┌──

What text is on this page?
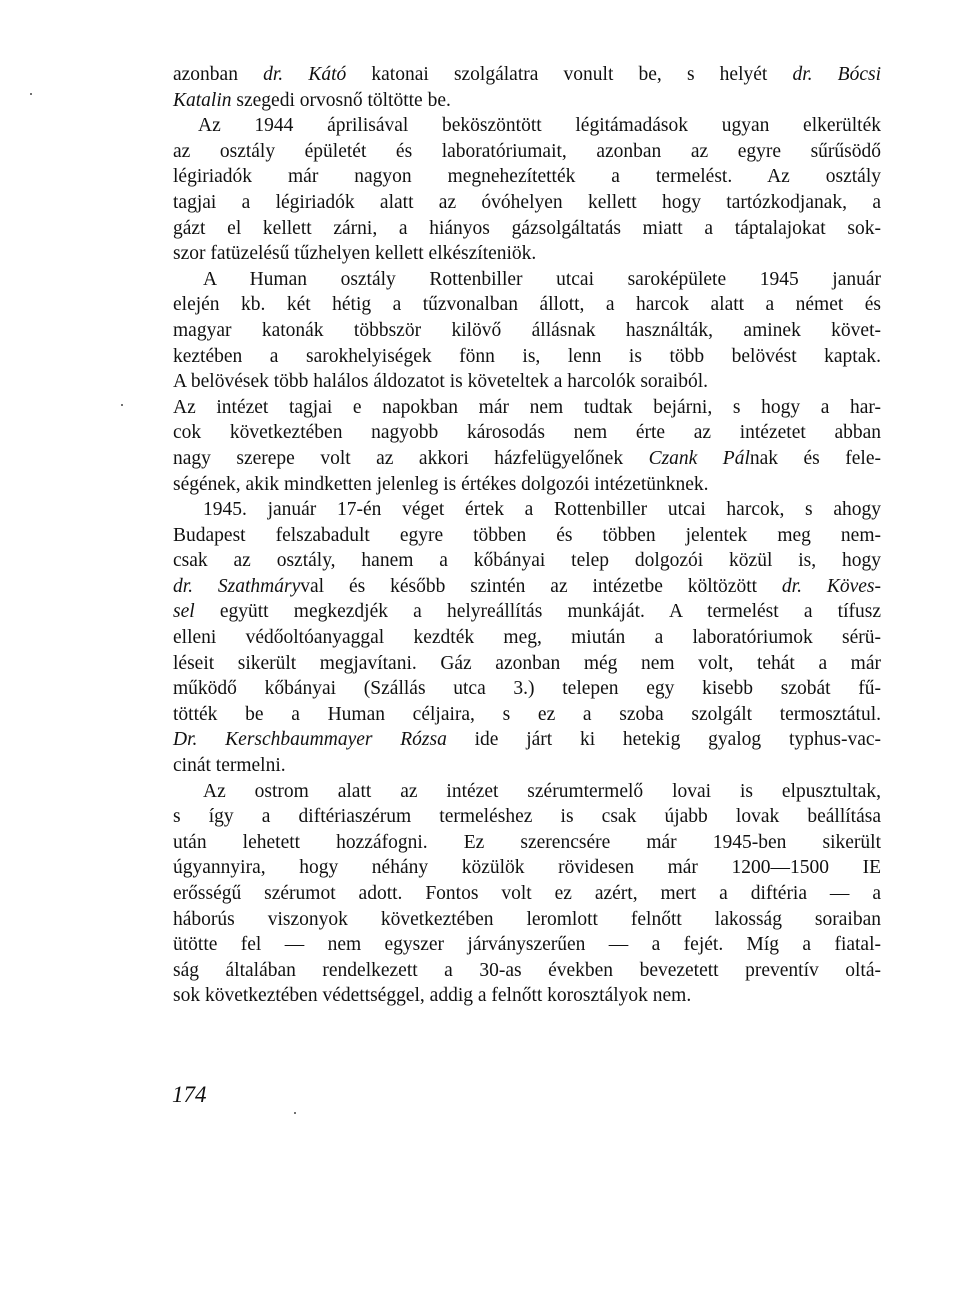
azonban dr. Kátó katonai szolgálatra vonult be, s helyét dr. Bócsi
Katalin szegedi orvosnő töltötte be.
Az 1944 áprilisával beköszöntött légitámadások ugyan elkerülték
az osztály épületét és laboratóriumait, azonban az egyre sűrűsödő
légiriadók már nagyon megnehezítették a termelést. Az osztály
tagjai a légiriadók alatt az óvóhelyen kellett hogy tartózkodjanak, a
gázt el kellett zárni, a hiányos gázsolgáltatás miatt a táptalajokat sok-
szor fatüzelésű tűzhelyen kellett elkészíteniök.
A Human osztály Rottenbiller utcai saroképülete 1945 január
elején kb. két hétig a tűzvonalban állott, a harcok alatt a német és
magyar katonák többször kilövő állásnak használták, aminek követ-
keztében a sarokhelyiségek fönn is, lenn is több belövést kaptak.
A belövések több halálos áldozatot is követeltek a harcolók soraiból.
Az intézet tagjai e napokban már nem tudtak bejárni, s hogy a har-
cok következtében nagyobb károsodás nem érte az intézetet abban
nagy szerepe volt az akkori házfelügyelőnek Czank Pálnak és fele-
ségének, akik mindketten jelenleg is értékes dolgozói intézetünknek.
1945. január 17-én véget értek a Rottenbiller utcai harcok, s ahogy
Budapest felszabadult egyre többen és többen jelentek meg nem-
csak az osztály, hanem a kőbányai telep dolgozói közül is, hogy
dr. Szathmáryval és később szintén az intézetbe költözött dr. Köves-
sel együtt megkezdjék a helyreállítás munkáját. A termelést a tífusz
elleni védőoltóanyaggal kezdték meg, miután a laboratóriumok sérü-
léseit sikerült megjavítani. Gáz azonban még nem volt, tehát a már
működő kőbányai (Szállás utca 3.) telepen egy kisebb szobát fű-
tötték be a Human céljaira, s ez a szoba szolgált termosztátul.
Dr. Kerschbaummayer Rózsa ide járt ki hetekig gyalog typhus-vac-
cinát termelni.
Az ostrom alatt az intézet szérumtermelő lovai is elpusztultak,
s így a diftériaszérum termeléshez is csak újabb lovak beállítása
után lehetett hozzáfogni. Ez szerencsére már 1945-ben sikerült
úgyannyira, hogy néhány közülök rövidesen már 1200—1500 IE
erősségű szérumot adott. Fontos volt ez azért, mert a diftéria — a
háborús viszonyok következtében leromlott felnőtt lakosság soraiban
ütötte fel — nem egyszer járványszerűen — a fejét. Míg a fiatal-
ság általában rendelkezett a 30-as években bevezetett preventív oltá-
sok következtében védettséggel, addig a felnőtt korosztályok nem.
174
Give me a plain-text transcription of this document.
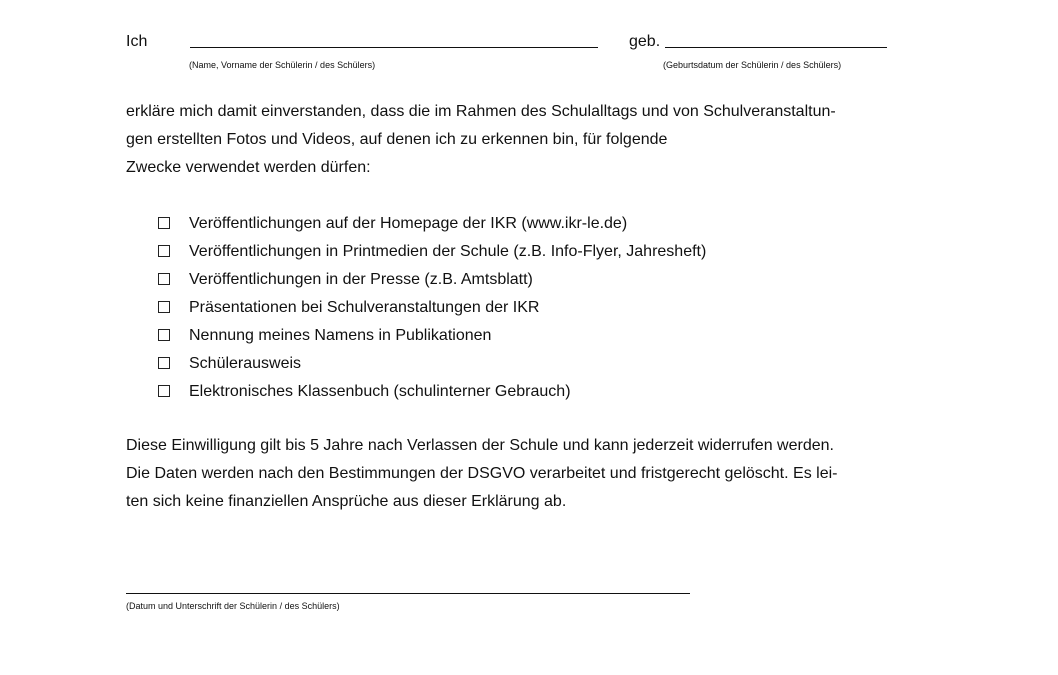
Ich
(Name, Vorname der Schülerin / des Schülers)
geb.
(Geburtsdatum der Schülerin / des Schülers)
erkläre mich damit einverstanden, dass die im Rahmen des Schulalltags und von Schulveranstaltun-
gen erstellten Fotos und Videos, auf denen ich zu erkennen bin, für folgende
Zwecke verwendet werden dürfen:
Veröffentlichungen auf der Homepage der IKR (www.ikr-le.de)
Veröffentlichungen in Printmedien der Schule (z.B. Info-Flyer, Jahresheft)
Veröffentlichungen in der Presse (z.B. Amtsblatt)
Präsentationen bei Schulveranstaltungen der IKR
Nennung meines Namens in Publikationen
Schülerausweis
Elektronisches Klassenbuch (schulinterner Gebrauch)
Diese Einwilligung gilt bis 5 Jahre nach Verlassen der Schule und kann jederzeit widerrufen werden.
Die Daten werden nach den Bestimmungen der DSGVO verarbeitet und fristgerecht gelöscht. Es lei-
ten sich keine finanziellen Ansprüche aus dieser Erklärung ab.
(Datum und Unterschrift der Schülerin / des Schülers)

└──

• **REQUIRED WORK**
Copy the records above exactly, omitting every picture.

• **ANSWER BELOW**
What text is on this page?
azonban dr. Kátó katonai szolgálatra vonult be, s helyét dr. Bócsi
Katalin szegedi orvosnő töltötte be.
Az 1944 áprilisával beköszöntött légitámadások ugyan elkerülték
az osztály épületét és laboratóriumait, azonban az egyre sűrűsödő
légiriadók már nagyon megnehezítették a termelést. Az osztály
tagjai a légiriadók alatt az óvóhelyen kellett hogy tartózkodjanak, a
gázt el kellett zárni, a hiányos gázsolgáltatás miatt a táptalajokat sok-
szor fatüzelésű tűzhelyen kellett elkészíteniök.
A Human osztály Rottenbiller utcai saroképülete 1945 január
elején kb. két hétig a tűzvonalban állott, a harcok alatt a német és
magyar katonák többször kilövő állásnak használták, aminek követ-
keztében a sarokhelyiségek fönn is, lenn is több belövést kaptak.
A belövések több halálos áldozatot is követeltek a harcolók soraiból.
Az intézet tagjai e napokban már nem tudtak bejárni, s hogy a har-
cok következtében nagyobb károsodás nem érte az intézetet abban
nagy szerepe volt az akkori házfelügyelőnek Czank Pálnak és fele-
ségének, akik mindketten jelenleg is értékes dolgozói intézetünknek.
1945. január 17-én véget értek a Rottenbiller utcai harcok, s ahogy
Budapest felszabadult egyre többen és többen jelentek meg nem-
csak az osztály, hanem a kőbányai telep dolgozói közül is, hogy
dr. Szathmáryval és később szintén az intézetbe költözött dr. Köves-
sel együtt megkezdjék a helyreállítás munkáját. A termelést a tífusz
elleni védőoltóanyaggal kezdték meg, miután a laboratóriumok sérü-
léseit sikerült megjavítani. Gáz azonban még nem volt, tehát a már
működő kőbányai (Szállás utca 3.) telepen egy kisebb szobát fű-
tötték be a Human céljaira, s ez a szoba szolgált termosztátul.
Dr. Kerschbaummayer Rózsa ide járt ki hetekig gyalog typhus-vac-
cinát termelni.
Az ostrom alatt az intézet szérumtermelő lovai is elpusztultak,
s így a diftériaszérum termeléshez is csak újabb lovak beállítása
után lehetett hozzáfogni. Ez szerencsére már 1945-ben sikerült
úgyannyira, hogy néhány közülök rövidesen már 1200—1500 IE
erősségű szérumot adott. Fontos volt ez azért, mert a diftéria — a
háborús viszonyok következtében leromlott felnőtt lakosság soraiban
ütötte fel — nem egyszer járványszerűen — a fejét. Míg a fiatal-
ság általában rendelkezett a 30-as években bevezetett preventív oltá-
sok következtében védettséggel, addig a felnőtt korosztályok nem.
174
Give me a plain-text transcription of this document.
Ich
(Name, Vorname der Schülerin / des Schülers)
geb.
(Geburtsdatum der Schülerin / des Schülers)
erkläre mich damit einverstanden, dass die im Rahmen des Schulalltags und von Schulveranstaltun-
gen erstellten Fotos und Videos, auf denen ich zu erkennen bin, für folgende
Zwecke verwendet werden dürfen:
Veröffentlichungen auf der Homepage der IKR (www.ikr-le.de)
Veröffentlichungen in Printmedien der Schule (z.B. Info-Flyer, Jahresheft)
Veröffentlichungen in der Presse (z.B. Amtsblatt)
Präsentationen bei Schulveranstaltungen der IKR
Nennung meines Namens in Publikationen
Schülerausweis
Elektronisches Klassenbuch (schulinterner Gebrauch)
Diese Einwilligung gilt bis 5 Jahre nach Verlassen der Schule und kann jederzeit widerrufen werden.
Die Daten werden nach den Bestimmungen der DSGVO verarbeitet und fristgerecht gelöscht. Es lei-
ten sich keine finanziellen Ansprüche aus dieser Erklärung ab.
(Datum und Unterschrift der Schülerin / des Schülers)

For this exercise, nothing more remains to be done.